Exercise data:
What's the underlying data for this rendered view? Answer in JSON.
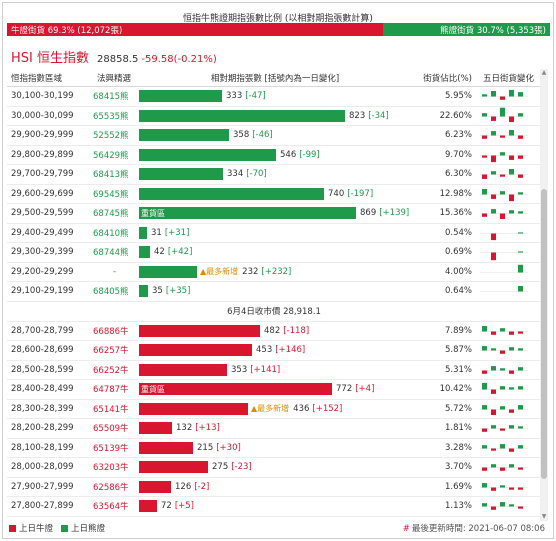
{
  "ratio": {
    "title": "恒指牛熊證期指張數比例 (以相對期指張數計算)",
    "bull_label": "牛證街貨 69.3% (12,072張)",
    "bull_pct": 69.3,
    "bear_label": "熊證街貨 30.7% (5,353張)",
    "bear_pct": 30.7
  },
  "index": {
    "name": "HSI 恒生指數",
    "value": "28858.5",
    "change": "-59.58(-0.21%)"
  },
  "table": {
    "headers": {
      "range": "恒指指數區域",
      "code": "法興精選",
      "bar": "相對期指張數 [括號內為一日變化]",
      "pct": "街貨佔比(%)",
      "trend": "五日街貨變化"
    },
    "bear_rows": [
      {
        "range": "30,100-30,199",
        "code": "68415熊",
        "qty": 333,
        "delta": "[-47]",
        "pct": "5.95%",
        "trend": [
          2,
          5,
          -3,
          6,
          4
        ]
      },
      {
        "range": "30,000-30,099",
        "code": "65535熊",
        "qty": 823,
        "delta": "[-34]",
        "pct": "22.60%",
        "trend": [
          3,
          -4,
          8,
          -5,
          3
        ]
      },
      {
        "range": "29,900-29,999",
        "code": "52552熊",
        "qty": 358,
        "delta": "[-46]",
        "pct": "6.23%",
        "trend": [
          -3,
          4,
          -2,
          5,
          -3
        ]
      },
      {
        "range": "29,800-29,899",
        "code": "56429熊",
        "qty": 546,
        "delta": "[-99]",
        "pct": "9.70%",
        "trend": [
          -2,
          -6,
          3,
          -4,
          -3
        ]
      },
      {
        "range": "29,700-29,799",
        "code": "68413熊",
        "qty": 334,
        "delta": "[-70]",
        "pct": "6.30%",
        "trend": [
          -4,
          3,
          -2,
          5,
          -3
        ]
      },
      {
        "range": "29,600-29,699",
        "code": "69545熊",
        "qty": 740,
        "delta": "[-197]",
        "pct": "12.98%",
        "trend": [
          5,
          -4,
          3,
          -6,
          2
        ]
      },
      {
        "range": "29,500-29,599",
        "code": "68745熊",
        "qty": 869,
        "delta": "[+139]",
        "pct": "15.36%",
        "trend": [
          -3,
          4,
          -5,
          3,
          2
        ],
        "heavy": "重貨區"
      },
      {
        "range": "29,400-29,499",
        "code": "68410熊",
        "qty": 31,
        "delta": "[+31]",
        "pct": "0.54%",
        "trend": [
          0,
          -6,
          0,
          0,
          1
        ]
      },
      {
        "range": "29,300-29,399",
        "code": "68744熊",
        "qty": 42,
        "delta": "[+42]",
        "pct": "0.69%",
        "trend": [
          0,
          -7,
          0,
          0,
          1
        ]
      },
      {
        "range": "29,200-29,299",
        "code": "-",
        "qty": 232,
        "delta": "[+232]",
        "pct": "4.00%",
        "trend": [
          0,
          0,
          0,
          0,
          7
        ],
        "most_new": "最多新增"
      },
      {
        "range": "29,100-29,199",
        "code": "68405熊",
        "qty": 35,
        "delta": "[+35]",
        "pct": "0.64%",
        "trend": [
          0,
          0,
          0,
          0,
          5
        ]
      }
    ],
    "separator": "6月4日收市價 28,918.1",
    "bull_rows": [
      {
        "range": "28,700-28,799",
        "code": "66886牛",
        "qty": 482,
        "delta": "[-118]",
        "pct": "7.89%",
        "trend": [
          5,
          -3,
          3,
          -3,
          -2
        ]
      },
      {
        "range": "28,600-28,699",
        "code": "66257牛",
        "qty": 453,
        "delta": "[+146]",
        "pct": "5.87%",
        "trend": [
          4,
          2,
          -3,
          3,
          2
        ]
      },
      {
        "range": "28,500-28,599",
        "code": "66252牛",
        "qty": 353,
        "delta": "[+141]",
        "pct": "5.31%",
        "trend": [
          -3,
          4,
          2,
          -3,
          3
        ]
      },
      {
        "range": "28,400-28,499",
        "code": "64787牛",
        "qty": 772,
        "delta": "[+4]",
        "pct": "10.42%",
        "trend": [
          6,
          -4,
          3,
          2,
          3
        ],
        "heavy": "重貨區"
      },
      {
        "range": "28,300-28,399",
        "code": "65141牛",
        "qty": 436,
        "delta": "[+152]",
        "pct": "5.72%",
        "trend": [
          4,
          -5,
          3,
          -3,
          4
        ],
        "most_new": "最多新增"
      },
      {
        "range": "28,200-28,299",
        "code": "65509牛",
        "qty": 132,
        "delta": "[+13]",
        "pct": "1.81%",
        "trend": [
          -3,
          3,
          -2,
          3,
          2
        ]
      },
      {
        "range": "28,100-28,199",
        "code": "65139牛",
        "qty": 215,
        "delta": "[+30]",
        "pct": "3.28%",
        "trend": [
          3,
          -2,
          4,
          -3,
          3
        ]
      },
      {
        "range": "28,000-28,099",
        "code": "63203牛",
        "qty": 275,
        "delta": "[-23]",
        "pct": "3.70%",
        "trend": [
          -3,
          3,
          -3,
          3,
          -2
        ]
      },
      {
        "range": "27,900-27,999",
        "code": "62586牛",
        "qty": 126,
        "delta": "[-2]",
        "pct": "1.69%",
        "trend": [
          4,
          -3,
          2,
          -2,
          -2
        ]
      },
      {
        "range": "27,800-27,899",
        "code": "63564牛",
        "qty": 72,
        "delta": "[+5]",
        "pct": "1.13%",
        "trend": [
          3,
          -3,
          4,
          2,
          -2
        ]
      }
    ]
  },
  "footer": {
    "bull_legend": "上日牛證",
    "bear_legend": "上日熊證",
    "updated": "最後更新時間: 2021-06-07 08:06"
  },
  "colors": {
    "bull": "#d9162f",
    "bear": "#1f9a4b",
    "most_new": "#e08a00"
  },
  "icons": {
    "scroll_up": "triangle-up",
    "scroll_down": "triangle-down"
  }
}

Your goal:
Write the records above out again exactly, with no pictures in your copy.

Solution:
What's the underlying data for this rendered view? Answer in JSON.
{
  "ratio": {
    "title": "恒指牛熊證期指張數比例 (以相對期指張數計算)",
    "bull_label": "牛證街貨 69.3% (12,072張)",
    "bull_pct": 69.3,
    "bear_label": "熊證街貨 30.7% (5,353張)",
    "bear_pct": 30.7
  },
  "index": {
    "name": "HSI 恒生指數",
    "value": "28858.5",
    "change": "-59.58(-0.21%)"
  },
  "table": {
    "headers": {
      "range": "恒指指數區域",
      "code": "法興精選",
      "bar": "相對期指張數 [括號內為一日變化]",
      "pct": "街貨佔比(%)",
      "trend": "五日街貨變化"
    },
    "bear_rows": [
      {
        "range": "30,100-30,199",
        "code": "68415熊",
        "qty": 333,
        "delta": "[-47]",
        "pct": "5.95%",
        "trend": [
          2,
          5,
          -3,
          6,
          4
        ]
      },
      {
        "range": "30,000-30,099",
        "code": "65535熊",
        "qty": 823,
        "delta": "[-34]",
        "pct": "22.60%",
        "trend": [
          3,
          -4,
          8,
          -5,
          3
        ]
      },
      {
        "range": "29,900-29,999",
        "code": "52552熊",
        "qty": 358,
        "delta": "[-46]",
        "pct": "6.23%",
        "trend": [
          -3,
          4,
          -2,
          5,
          -3
        ]
      },
      {
        "range": "29,800-29,899",
        "code": "56429熊",
        "qty": 546,
        "delta": "[-99]",
        "pct": "9.70%",
        "trend": [
          -2,
          -6,
          3,
          -4,
          -3
        ]
      },
      {
        "range": "29,700-29,799",
        "code": "68413熊",
        "qty": 334,
        "delta": "[-70]",
        "pct": "6.30%",
        "trend": [
          -4,
          3,
          -2,
          5,
          -3
        ]
      },
      {
        "range": "29,600-29,699",
        "code": "69545熊",
        "qty": 740,
        "delta": "[-197]",
        "pct": "12.98%",
        "trend": [
          5,
          -4,
          3,
          -6,
          2
        ]
      },
      {
        "range": "29,500-29,599",
        "code": "68745熊",
        "qty": 869,
        "delta": "[+139]",
        "pct": "15.36%",
        "trend": [
          -3,
          4,
          -5,
          3,
          2
        ],
        "heavy": "重貨區"
      },
      {
        "range": "29,400-29,499",
        "code": "68410熊",
        "qty": 31,
        "delta": "[+31]",
        "pct": "0.54%",
        "trend": [
          0,
          -6,
          0,
          0,
          1
        ]
      },
      {
        "range": "29,300-29,399",
        "code": "68744熊",
        "qty": 42,
        "delta": "[+42]",
        "pct": "0.69%",
        "trend": [
          0,
          -7,
          0,
          0,
          1
        ]
      },
      {
        "range": "29,200-29,299",
        "code": "-",
        "qty": 232,
        "delta": "[+232]",
        "pct": "4.00%",
        "trend": [
          0,
          0,
          0,
          0,
          7
        ],
        "most_new": "最多新增"
      },
      {
        "range": "29,100-29,199",
        "code": "68405熊",
        "qty": 35,
        "delta": "[+35]",
        "pct": "0.64%",
        "trend": [
          0,
          0,
          0,
          0,
          5
        ]
      }
    ],
    "separator": "6月4日收市價 28,918.1",
    "bull_rows": [
      {
        "range": "28,700-28,799",
        "code": "66886牛",
        "qty": 482,
        "delta": "[-118]",
        "pct": "7.89%",
        "trend": [
          5,
          -3,
          3,
          -3,
          -2
        ]
      },
      {
        "range": "28,600-28,699",
        "code": "66257牛",
        "qty": 453,
        "delta": "[+146]",
        "pct": "5.87%",
        "trend": [
          4,
          2,
          -3,
          3,
          2
        ]
      },
      {
        "range": "28,500-28,599",
        "code": "66252牛",
        "qty": 353,
        "delta": "[+141]",
        "pct": "5.31%",
        "trend": [
          -3,
          4,
          2,
          -3,
          3
        ]
      },
      {
        "range": "28,400-28,499",
        "code": "64787牛",
        "qty": 772,
        "delta": "[+4]",
        "pct": "10.42%",
        "trend": [
          6,
          -4,
          3,
          2,
          3
        ],
        "heavy": "重貨區"
      },
      {
        "range": "28,300-28,399",
        "code": "65141牛",
        "qty": 436,
        "delta": "[+152]",
        "pct": "5.72%",
        "trend": [
          4,
          -5,
          3,
          -3,
          4
        ],
        "most_new": "最多新增"
      },
      {
        "range": "28,200-28,299",
        "code": "65509牛",
        "qty": 132,
        "delta": "[+13]",
        "pct": "1.81%",
        "trend": [
          -3,
          3,
          -2,
          3,
          2
        ]
      },
      {
        "range": "28,100-28,199",
        "code": "65139牛",
        "qty": 215,
        "delta": "[+30]",
        "pct": "3.28%",
        "trend": [
          3,
          -2,
          4,
          -3,
          3
        ]
      },
      {
        "range": "28,000-28,099",
        "code": "63203牛",
        "qty": 275,
        "delta": "[-23]",
        "pct": "3.70%",
        "trend": [
          -3,
          3,
          -3,
          3,
          -2
        ]
      },
      {
        "range": "27,900-27,999",
        "code": "62586牛",
        "qty": 126,
        "delta": "[-2]",
        "pct": "1.69%",
        "trend": [
          4,
          -3,
          2,
          -2,
          -2
        ]
      },
      {
        "range": "27,800-27,899",
        "code": "63564牛",
        "qty": 72,
        "delta": "[+5]",
        "pct": "1.13%",
        "trend": [
          3,
          -3,
          4,
          2,
          -2
        ]
      }
    ]
  },
  "footer": {
    "bull_legend": "上日牛證",
    "bear_legend": "上日熊證",
    "updated": "最後更新時間: 2021-06-07 08:06"
  },
  "colors": {
    "bull": "#d9162f",
    "bear": "#1f9a4b",
    "most_new": "#e08a00"
  },
  "icons": {
    "scroll_up": "triangle-up",
    "scroll_down": "triangle-down"
  }
}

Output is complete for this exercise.